Print out every line, exactly as written.

--- begin RECORDS SHOWN ---

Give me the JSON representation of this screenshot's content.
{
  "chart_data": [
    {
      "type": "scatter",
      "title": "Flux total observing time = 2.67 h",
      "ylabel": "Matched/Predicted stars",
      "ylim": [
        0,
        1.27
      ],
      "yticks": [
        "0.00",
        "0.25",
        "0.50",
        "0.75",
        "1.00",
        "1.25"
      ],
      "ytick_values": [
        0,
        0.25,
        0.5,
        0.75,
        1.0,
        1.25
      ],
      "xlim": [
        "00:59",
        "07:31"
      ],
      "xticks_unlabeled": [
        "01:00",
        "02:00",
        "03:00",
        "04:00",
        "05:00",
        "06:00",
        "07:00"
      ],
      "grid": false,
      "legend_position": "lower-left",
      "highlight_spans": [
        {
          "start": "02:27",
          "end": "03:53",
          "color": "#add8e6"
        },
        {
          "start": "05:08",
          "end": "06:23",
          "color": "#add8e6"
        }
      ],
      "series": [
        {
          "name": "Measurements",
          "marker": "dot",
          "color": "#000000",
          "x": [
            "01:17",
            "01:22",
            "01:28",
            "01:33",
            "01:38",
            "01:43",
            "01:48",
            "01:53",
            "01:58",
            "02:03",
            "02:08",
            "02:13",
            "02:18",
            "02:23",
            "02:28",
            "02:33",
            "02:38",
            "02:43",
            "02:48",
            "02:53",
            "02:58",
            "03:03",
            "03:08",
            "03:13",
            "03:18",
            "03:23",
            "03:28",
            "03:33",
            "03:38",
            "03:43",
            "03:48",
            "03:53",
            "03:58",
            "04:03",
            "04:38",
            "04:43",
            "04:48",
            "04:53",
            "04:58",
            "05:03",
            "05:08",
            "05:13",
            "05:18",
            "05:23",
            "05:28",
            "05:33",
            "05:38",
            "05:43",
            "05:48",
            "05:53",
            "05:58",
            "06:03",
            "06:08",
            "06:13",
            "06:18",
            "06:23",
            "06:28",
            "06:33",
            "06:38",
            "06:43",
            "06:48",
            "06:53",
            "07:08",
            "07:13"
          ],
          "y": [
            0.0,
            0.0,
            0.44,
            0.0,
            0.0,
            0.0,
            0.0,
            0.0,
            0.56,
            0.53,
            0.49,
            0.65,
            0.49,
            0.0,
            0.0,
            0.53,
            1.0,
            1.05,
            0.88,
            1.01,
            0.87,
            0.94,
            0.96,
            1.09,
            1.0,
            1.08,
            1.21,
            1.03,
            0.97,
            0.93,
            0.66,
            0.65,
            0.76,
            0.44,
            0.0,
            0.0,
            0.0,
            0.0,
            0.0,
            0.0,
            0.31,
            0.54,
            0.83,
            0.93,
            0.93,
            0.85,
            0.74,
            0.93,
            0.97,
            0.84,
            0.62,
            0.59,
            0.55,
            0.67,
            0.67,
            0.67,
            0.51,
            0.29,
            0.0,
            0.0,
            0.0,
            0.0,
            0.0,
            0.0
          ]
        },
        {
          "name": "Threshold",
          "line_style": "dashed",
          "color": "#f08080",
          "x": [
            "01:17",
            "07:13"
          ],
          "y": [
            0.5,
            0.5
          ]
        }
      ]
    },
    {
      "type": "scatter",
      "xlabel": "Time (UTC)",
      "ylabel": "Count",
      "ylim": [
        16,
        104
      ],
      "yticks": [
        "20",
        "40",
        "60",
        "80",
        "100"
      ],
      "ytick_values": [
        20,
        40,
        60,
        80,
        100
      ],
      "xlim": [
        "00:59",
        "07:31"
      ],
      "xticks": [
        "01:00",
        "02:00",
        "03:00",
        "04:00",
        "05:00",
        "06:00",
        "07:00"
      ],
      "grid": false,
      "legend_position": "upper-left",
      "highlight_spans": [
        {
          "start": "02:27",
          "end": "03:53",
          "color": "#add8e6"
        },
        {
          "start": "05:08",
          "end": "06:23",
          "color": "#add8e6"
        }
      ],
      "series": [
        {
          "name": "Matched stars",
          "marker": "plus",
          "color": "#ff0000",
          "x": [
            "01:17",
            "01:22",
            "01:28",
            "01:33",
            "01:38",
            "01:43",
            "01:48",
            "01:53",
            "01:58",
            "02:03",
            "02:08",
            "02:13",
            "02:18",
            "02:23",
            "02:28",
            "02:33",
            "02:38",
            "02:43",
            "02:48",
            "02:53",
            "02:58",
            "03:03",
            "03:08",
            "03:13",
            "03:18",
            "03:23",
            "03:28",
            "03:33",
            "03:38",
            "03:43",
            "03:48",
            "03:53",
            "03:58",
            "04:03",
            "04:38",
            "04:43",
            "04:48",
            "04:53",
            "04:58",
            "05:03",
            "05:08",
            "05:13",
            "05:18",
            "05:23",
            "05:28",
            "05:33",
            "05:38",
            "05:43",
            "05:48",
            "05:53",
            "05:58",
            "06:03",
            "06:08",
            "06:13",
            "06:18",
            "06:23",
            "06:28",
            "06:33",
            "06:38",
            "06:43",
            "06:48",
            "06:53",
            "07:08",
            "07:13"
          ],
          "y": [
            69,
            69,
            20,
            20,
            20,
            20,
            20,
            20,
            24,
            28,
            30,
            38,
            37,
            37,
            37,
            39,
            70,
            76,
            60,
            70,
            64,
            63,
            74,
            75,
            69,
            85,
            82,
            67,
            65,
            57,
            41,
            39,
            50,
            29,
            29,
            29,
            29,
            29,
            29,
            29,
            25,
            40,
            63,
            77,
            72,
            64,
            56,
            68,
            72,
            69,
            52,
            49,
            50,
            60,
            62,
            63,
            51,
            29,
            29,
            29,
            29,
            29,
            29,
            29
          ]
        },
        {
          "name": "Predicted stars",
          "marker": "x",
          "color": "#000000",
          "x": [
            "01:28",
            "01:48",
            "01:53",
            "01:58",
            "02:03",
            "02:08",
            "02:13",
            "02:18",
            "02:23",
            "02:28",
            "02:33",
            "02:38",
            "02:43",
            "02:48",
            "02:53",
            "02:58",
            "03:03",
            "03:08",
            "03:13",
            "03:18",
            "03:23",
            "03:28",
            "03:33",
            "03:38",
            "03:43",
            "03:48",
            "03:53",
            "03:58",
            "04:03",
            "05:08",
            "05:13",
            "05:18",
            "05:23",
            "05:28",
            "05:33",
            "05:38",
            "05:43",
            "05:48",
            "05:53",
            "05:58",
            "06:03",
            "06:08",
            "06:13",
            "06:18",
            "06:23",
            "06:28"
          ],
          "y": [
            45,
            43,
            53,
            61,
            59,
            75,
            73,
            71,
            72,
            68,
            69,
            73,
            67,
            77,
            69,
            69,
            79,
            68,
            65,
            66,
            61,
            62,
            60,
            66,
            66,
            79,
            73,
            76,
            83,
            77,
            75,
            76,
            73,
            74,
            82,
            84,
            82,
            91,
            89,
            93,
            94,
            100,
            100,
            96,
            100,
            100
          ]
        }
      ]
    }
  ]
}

--- end RECORDS SHOWN ---

# TASK RESPONSE
Give me the JSON representation of this screenshot's content.
{
  "chart_data": [
    {
      "type": "scatter",
      "title": "Flux total observing time = 2.67 h",
      "ylabel": "Matched/Predicted stars",
      "ylim": [
        0,
        1.27
      ],
      "yticks": [
        "0.00",
        "0.25",
        "0.50",
        "0.75",
        "1.00",
        "1.25"
      ],
      "ytick_values": [
        0,
        0.25,
        0.5,
        0.75,
        1.0,
        1.25
      ],
      "xlim": [
        "00:59",
        "07:31"
      ],
      "xticks_unlabeled": [
        "01:00",
        "02:00",
        "03:00",
        "04:00",
        "05:00",
        "06:00",
        "07:00"
      ],
      "grid": false,
      "legend_position": "lower-left",
      "highlight_spans": [
        {
          "start": "02:27",
          "end": "03:53",
          "color": "#add8e6"
        },
        {
          "start": "05:08",
          "end": "06:23",
          "color": "#add8e6"
        }
      ],
      "series": [
        {
          "name": "Measurements",
          "marker": "dot",
          "color": "#000000",
          "x": [
            "01:17",
            "01:22",
            "01:28",
            "01:33",
            "01:38",
            "01:43",
            "01:48",
            "01:53",
            "01:58",
            "02:03",
            "02:08",
            "02:13",
            "02:18",
            "02:23",
            "02:28",
            "02:33",
            "02:38",
            "02:43",
            "02:48",
            "02:53",
            "02:58",
            "03:03",
            "03:08",
            "03:13",
            "03:18",
            "03:23",
            "03:28",
            "03:33",
            "03:38",
            "03:43",
            "03:48",
            "03:53",
            "03:58",
            "04:03",
            "04:38",
            "04:43",
            "04:48",
            "04:53",
            "04:58",
            "05:03",
            "05:08",
            "05:13",
            "05:18",
            "05:23",
            "05:28",
            "05:33",
            "05:38",
            "05:43",
            "05:48",
            "05:53",
            "05:58",
            "06:03",
            "06:08",
            "06:13",
            "06:18",
            "06:23",
            "06:28",
            "06:33",
            "06:38",
            "06:43",
            "06:48",
            "06:53",
            "07:08",
            "07:13"
          ],
          "y": [
            0.0,
            0.0,
            0.44,
            0.0,
            0.0,
            0.0,
            0.0,
            0.0,
            0.56,
            0.53,
            0.49,
            0.65,
            0.49,
            0.0,
            0.0,
            0.53,
            1.0,
            1.05,
            0.88,
            1.01,
            0.87,
            0.94,
            0.96,
            1.09,
            1.0,
            1.08,
            1.21,
            1.03,
            0.97,
            0.93,
            0.66,
            0.65,
            0.76,
            0.44,
            0.0,
            0.0,
            0.0,
            0.0,
            0.0,
            0.0,
            0.31,
            0.54,
            0.83,
            0.93,
            0.93,
            0.85,
            0.74,
            0.93,
            0.97,
            0.84,
            0.62,
            0.59,
            0.55,
            0.67,
            0.67,
            0.67,
            0.51,
            0.29,
            0.0,
            0.0,
            0.0,
            0.0,
            0.0,
            0.0
          ]
        },
        {
          "name": "Threshold",
          "line_style": "dashed",
          "color": "#f08080",
          "x": [
            "01:17",
            "07:13"
          ],
          "y": [
            0.5,
            0.5
          ]
        }
      ]
    },
    {
      "type": "scatter",
      "xlabel": "Time (UTC)",
      "ylabel": "Count",
      "ylim": [
        16,
        104
      ],
      "yticks": [
        "20",
        "40",
        "60",
        "80",
        "100"
      ],
      "ytick_values": [
        20,
        40,
        60,
        80,
        100
      ],
      "xlim": [
        "00:59",
        "07:31"
      ],
      "xticks": [
        "01:00",
        "02:00",
        "03:00",
        "04:00",
        "05:00",
        "06:00",
        "07:00"
      ],
      "grid": false,
      "legend_position": "upper-left",
      "highlight_spans": [
        {
          "start": "02:27",
          "end": "03:53",
          "color": "#add8e6"
        },
        {
          "start": "05:08",
          "end": "06:23",
          "color": "#add8e6"
        }
      ],
      "series": [
        {
          "name": "Matched stars",
          "marker": "plus",
          "color": "#ff0000",
          "x": [
            "01:17",
            "01:22",
            "01:28",
            "01:33",
            "01:38",
            "01:43",
            "01:48",
            "01:53",
            "01:58",
            "02:03",
            "02:08",
            "02:13",
            "02:18",
            "02:23",
            "02:28",
            "02:33",
            "02:38",
            "02:43",
            "02:48",
            "02:53",
            "02:58",
            "03:03",
            "03:08",
            "03:13",
            "03:18",
            "03:23",
            "03:28",
            "03:33",
            "03:38",
            "03:43",
            "03:48",
            "03:53",
            "03:58",
            "04:03",
            "04:38",
            "04:43",
            "04:48",
            "04:53",
            "04:58",
            "05:03",
            "05:08",
            "05:13",
            "05:18",
            "05:23",
            "05:28",
            "05:33",
            "05:38",
            "05:43",
            "05:48",
            "05:53",
            "05:58",
            "06:03",
            "06:08",
            "06:13",
            "06:18",
            "06:23",
            "06:28",
            "06:33",
            "06:38",
            "06:43",
            "06:48",
            "06:53",
            "07:08",
            "07:13"
          ],
          "y": [
            69,
            69,
            20,
            20,
            20,
            20,
            20,
            20,
            24,
            28,
            30,
            38,
            37,
            37,
            37,
            39,
            70,
            76,
            60,
            70,
            64,
            63,
            74,
            75,
            69,
            85,
            82,
            67,
            65,
            57,
            41,
            39,
            50,
            29,
            29,
            29,
            29,
            29,
            29,
            29,
            25,
            40,
            63,
            77,
            72,
            64,
            56,
            68,
            72,
            69,
            52,
            49,
            50,
            60,
            62,
            63,
            51,
            29,
            29,
            29,
            29,
            29,
            29,
            29
          ]
        },
        {
          "name": "Predicted stars",
          "marker": "x",
          "color": "#000000",
          "x": [
            "01:28",
            "01:48",
            "01:53",
            "01:58",
            "02:03",
            "02:08",
            "02:13",
            "02:18",
            "02:23",
            "02:28",
            "02:33",
            "02:38",
            "02:43",
            "02:48",
            "02:53",
            "02:58",
            "03:03",
            "03:08",
            "03:13",
            "03:18",
            "03:23",
            "03:28",
            "03:33",
            "03:38",
            "03:43",
            "03:48",
            "03:53",
            "03:58",
            "04:03",
            "05:08",
            "05:13",
            "05:18",
            "05:23",
            "05:28",
            "05:33",
            "05:38",
            "05:43",
            "05:48",
            "05:53",
            "05:58",
            "06:03",
            "06:08",
            "06:13",
            "06:18",
            "06:23",
            "06:28"
          ],
          "y": [
            45,
            43,
            53,
            61,
            59,
            75,
            73,
            71,
            72,
            68,
            69,
            73,
            67,
            77,
            69,
            69,
            79,
            68,
            65,
            66,
            61,
            62,
            60,
            66,
            66,
            79,
            73,
            76,
            83,
            77,
            75,
            76,
            73,
            74,
            82,
            84,
            82,
            91,
            89,
            93,
            94,
            100,
            100,
            96,
            100,
            100
          ]
        }
      ]
    }
  ]
}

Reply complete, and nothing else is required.